[Start]

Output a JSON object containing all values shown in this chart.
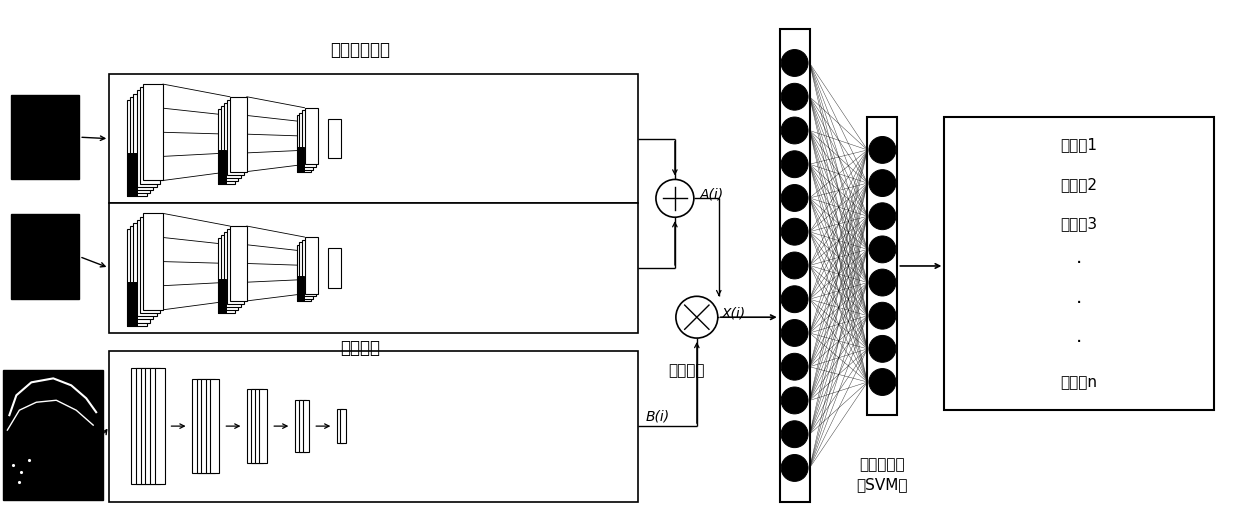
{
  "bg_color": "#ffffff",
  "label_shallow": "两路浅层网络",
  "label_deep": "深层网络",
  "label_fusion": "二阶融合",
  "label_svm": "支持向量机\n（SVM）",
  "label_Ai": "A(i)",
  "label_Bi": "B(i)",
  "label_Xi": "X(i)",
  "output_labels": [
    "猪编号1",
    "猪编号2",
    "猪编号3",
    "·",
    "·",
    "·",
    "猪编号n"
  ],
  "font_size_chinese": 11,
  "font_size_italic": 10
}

[End]

**Task description:**
Except for the pictures, print the data above exactly.

**Result for this task:**
Output a JSON object containing all values shown in this chart.
{
  "bg_color": "#ffffff",
  "label_shallow": "两路浅层网络",
  "label_deep": "深层网络",
  "label_fusion": "二阶融合",
  "label_svm": "支持向量机\n（SVM）",
  "label_Ai": "A(i)",
  "label_Bi": "B(i)",
  "label_Xi": "X(i)",
  "output_labels": [
    "猪编号1",
    "猪编号2",
    "猪编号3",
    "·",
    "·",
    "·",
    "猪编号n"
  ],
  "font_size_chinese": 11,
  "font_size_italic": 10
}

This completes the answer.